→ **SHORT PROBLEM**
Write out every line below that includes the word "ceiling".

→ **RECORD LIST**
◇ ◇ ◇ ◇

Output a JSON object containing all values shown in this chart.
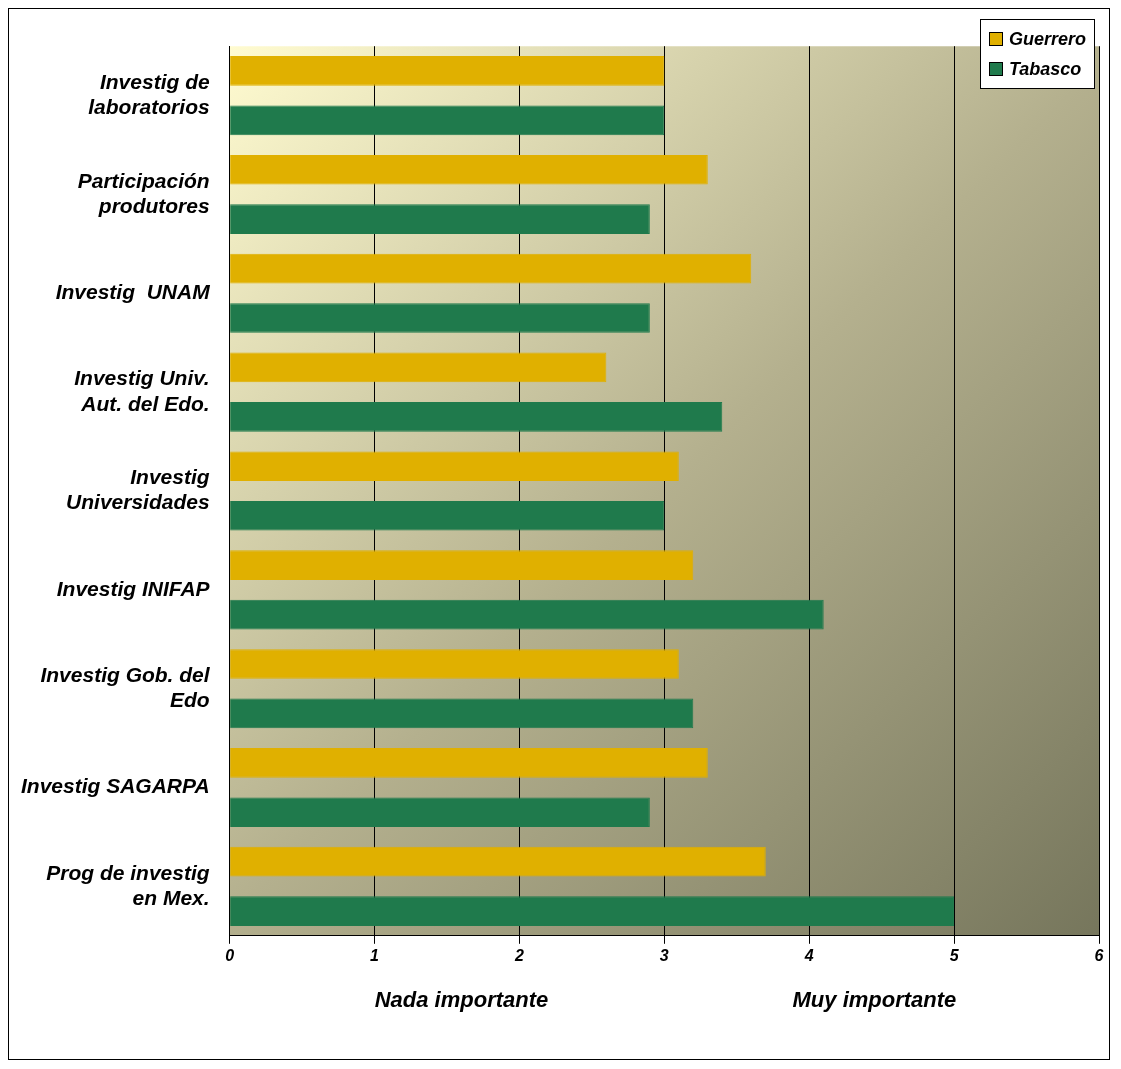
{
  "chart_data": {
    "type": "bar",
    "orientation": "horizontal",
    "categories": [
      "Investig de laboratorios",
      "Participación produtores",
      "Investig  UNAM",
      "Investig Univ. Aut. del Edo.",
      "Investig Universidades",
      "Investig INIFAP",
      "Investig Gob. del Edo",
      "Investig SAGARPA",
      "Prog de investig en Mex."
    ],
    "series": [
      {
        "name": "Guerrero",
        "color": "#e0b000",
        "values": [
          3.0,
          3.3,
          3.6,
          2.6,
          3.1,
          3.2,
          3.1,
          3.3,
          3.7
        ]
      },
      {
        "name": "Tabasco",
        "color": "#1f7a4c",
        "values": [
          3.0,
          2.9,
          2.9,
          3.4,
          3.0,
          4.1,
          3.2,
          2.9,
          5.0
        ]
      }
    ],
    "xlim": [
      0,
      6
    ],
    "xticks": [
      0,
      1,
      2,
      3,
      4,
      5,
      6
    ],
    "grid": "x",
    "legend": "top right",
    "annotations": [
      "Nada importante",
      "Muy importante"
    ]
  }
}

◇ ◇ ◇ ◇

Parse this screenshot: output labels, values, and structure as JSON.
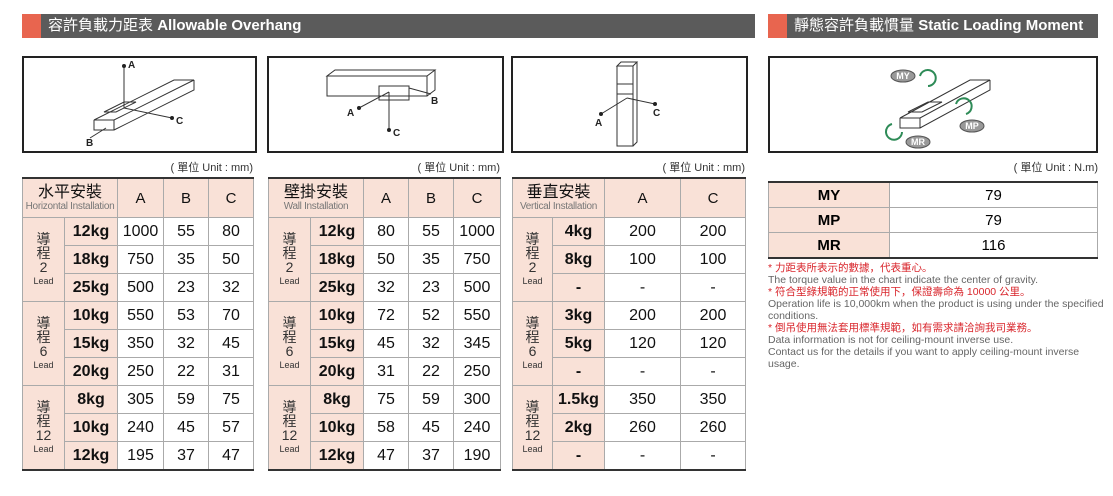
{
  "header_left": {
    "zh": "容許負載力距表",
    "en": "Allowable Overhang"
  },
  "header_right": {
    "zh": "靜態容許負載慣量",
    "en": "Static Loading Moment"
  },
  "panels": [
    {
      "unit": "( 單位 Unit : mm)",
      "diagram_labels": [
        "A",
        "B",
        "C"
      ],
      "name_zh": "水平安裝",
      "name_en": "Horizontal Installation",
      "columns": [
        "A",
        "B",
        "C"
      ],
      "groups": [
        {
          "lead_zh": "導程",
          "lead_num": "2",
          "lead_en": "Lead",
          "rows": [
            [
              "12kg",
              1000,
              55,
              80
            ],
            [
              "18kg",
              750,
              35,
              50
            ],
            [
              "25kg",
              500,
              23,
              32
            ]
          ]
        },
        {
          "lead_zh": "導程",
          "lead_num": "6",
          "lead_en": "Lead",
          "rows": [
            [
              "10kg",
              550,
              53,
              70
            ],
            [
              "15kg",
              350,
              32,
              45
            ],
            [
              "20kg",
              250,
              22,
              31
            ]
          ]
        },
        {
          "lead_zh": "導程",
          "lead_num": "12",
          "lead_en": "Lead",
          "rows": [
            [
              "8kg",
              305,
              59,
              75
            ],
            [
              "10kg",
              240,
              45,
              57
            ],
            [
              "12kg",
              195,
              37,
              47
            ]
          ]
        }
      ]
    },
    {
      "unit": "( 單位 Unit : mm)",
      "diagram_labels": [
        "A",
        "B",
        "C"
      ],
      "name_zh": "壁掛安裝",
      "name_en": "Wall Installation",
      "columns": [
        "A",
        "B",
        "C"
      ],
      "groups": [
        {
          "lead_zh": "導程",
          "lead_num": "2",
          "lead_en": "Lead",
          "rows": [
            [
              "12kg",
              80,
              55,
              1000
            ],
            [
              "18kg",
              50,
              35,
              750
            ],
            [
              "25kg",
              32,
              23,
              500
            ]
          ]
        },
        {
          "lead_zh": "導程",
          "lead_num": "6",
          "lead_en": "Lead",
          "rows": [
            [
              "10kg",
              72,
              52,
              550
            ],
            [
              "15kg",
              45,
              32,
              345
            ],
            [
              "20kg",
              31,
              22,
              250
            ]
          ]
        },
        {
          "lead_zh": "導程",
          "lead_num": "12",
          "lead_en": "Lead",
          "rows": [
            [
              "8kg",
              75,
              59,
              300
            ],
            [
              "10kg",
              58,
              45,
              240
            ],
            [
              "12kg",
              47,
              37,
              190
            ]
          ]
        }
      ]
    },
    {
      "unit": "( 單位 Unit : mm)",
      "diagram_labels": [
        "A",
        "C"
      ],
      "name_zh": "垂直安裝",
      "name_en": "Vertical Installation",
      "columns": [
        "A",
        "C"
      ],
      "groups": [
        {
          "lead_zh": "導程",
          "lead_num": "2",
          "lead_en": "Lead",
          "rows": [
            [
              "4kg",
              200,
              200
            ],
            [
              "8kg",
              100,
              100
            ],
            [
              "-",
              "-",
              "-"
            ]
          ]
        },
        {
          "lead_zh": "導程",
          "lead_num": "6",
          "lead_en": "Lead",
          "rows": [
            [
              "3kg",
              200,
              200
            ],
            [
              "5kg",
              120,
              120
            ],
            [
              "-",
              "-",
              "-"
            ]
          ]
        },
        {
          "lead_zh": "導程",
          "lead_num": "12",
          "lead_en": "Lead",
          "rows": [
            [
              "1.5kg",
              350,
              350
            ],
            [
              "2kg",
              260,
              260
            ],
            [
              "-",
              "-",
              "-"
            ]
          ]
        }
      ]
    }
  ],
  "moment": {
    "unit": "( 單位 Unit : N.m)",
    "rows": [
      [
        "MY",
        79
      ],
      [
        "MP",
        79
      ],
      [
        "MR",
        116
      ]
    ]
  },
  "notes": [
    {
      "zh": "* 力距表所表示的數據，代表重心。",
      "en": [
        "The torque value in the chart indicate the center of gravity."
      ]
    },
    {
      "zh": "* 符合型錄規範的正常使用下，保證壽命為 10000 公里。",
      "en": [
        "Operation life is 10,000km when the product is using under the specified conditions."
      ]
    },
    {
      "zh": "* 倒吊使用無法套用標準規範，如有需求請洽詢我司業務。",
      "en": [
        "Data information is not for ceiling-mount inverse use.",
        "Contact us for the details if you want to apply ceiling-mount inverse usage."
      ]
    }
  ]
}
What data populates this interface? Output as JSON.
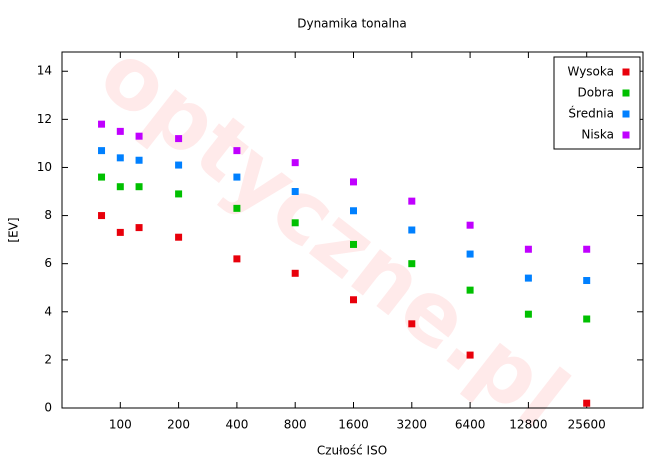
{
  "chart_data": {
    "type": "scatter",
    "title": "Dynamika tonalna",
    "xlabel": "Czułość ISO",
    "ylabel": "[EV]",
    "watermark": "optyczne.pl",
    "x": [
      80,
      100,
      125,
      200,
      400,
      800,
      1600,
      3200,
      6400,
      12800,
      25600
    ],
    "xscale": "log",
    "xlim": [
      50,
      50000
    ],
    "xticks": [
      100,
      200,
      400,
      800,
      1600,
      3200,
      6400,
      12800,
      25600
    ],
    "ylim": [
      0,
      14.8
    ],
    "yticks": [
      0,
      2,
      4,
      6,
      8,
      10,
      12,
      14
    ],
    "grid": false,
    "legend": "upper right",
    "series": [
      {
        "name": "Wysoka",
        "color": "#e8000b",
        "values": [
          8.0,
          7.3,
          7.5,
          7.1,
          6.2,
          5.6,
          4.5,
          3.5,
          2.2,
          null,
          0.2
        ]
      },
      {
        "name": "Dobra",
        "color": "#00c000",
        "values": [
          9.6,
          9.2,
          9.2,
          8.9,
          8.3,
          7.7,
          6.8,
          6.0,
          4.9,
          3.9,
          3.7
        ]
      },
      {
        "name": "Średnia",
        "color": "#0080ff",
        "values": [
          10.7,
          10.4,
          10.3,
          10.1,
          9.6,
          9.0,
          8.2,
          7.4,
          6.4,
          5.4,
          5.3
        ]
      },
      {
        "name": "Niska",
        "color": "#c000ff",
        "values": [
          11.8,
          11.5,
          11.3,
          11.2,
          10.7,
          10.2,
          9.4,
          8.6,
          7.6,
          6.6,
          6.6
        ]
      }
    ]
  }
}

◇ ◇ ◇ ◇

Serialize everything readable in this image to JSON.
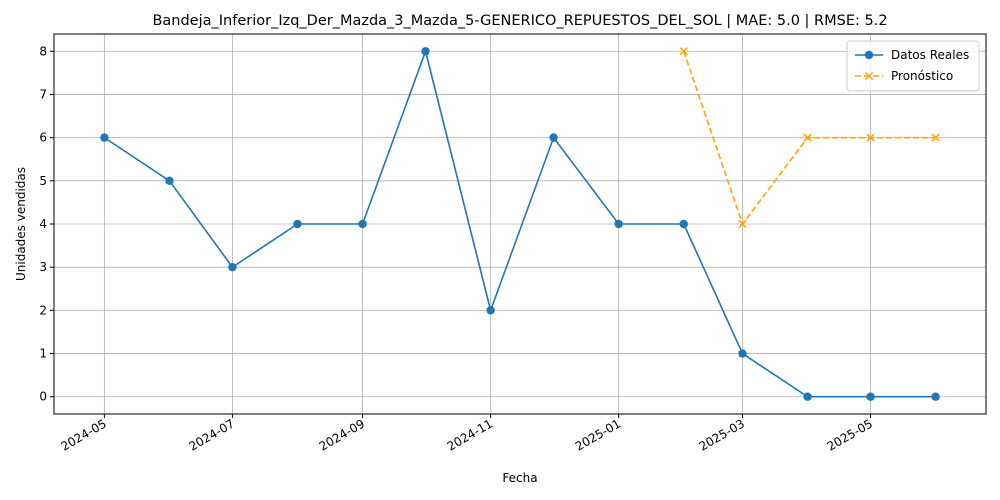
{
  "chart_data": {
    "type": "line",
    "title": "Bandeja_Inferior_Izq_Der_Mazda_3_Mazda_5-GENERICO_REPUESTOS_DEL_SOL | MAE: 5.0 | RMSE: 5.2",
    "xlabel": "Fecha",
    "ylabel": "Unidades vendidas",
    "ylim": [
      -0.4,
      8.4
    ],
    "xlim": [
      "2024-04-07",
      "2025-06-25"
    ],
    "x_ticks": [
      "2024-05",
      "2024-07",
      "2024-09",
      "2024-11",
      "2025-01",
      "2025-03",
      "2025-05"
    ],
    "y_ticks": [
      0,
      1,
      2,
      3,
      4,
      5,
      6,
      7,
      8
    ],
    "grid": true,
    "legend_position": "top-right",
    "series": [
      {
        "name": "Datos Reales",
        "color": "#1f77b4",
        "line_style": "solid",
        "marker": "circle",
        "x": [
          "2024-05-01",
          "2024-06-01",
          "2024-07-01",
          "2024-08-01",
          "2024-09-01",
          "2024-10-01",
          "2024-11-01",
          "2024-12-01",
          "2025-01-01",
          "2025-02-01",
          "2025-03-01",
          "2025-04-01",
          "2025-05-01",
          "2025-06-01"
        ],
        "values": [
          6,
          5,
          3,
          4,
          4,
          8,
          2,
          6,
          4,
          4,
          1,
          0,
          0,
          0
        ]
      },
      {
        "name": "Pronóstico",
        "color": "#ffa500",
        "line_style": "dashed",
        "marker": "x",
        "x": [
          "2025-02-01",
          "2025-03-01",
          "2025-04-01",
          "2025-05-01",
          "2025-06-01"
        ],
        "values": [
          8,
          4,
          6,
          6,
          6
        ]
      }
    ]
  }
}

◇ ◇ ◇ ◇

→ **THE OUTPUT**
        "Data information is not for ceiling-mount inverse use.",
        "Contact us for the details if you want to apply ceiling-mount inverse usage."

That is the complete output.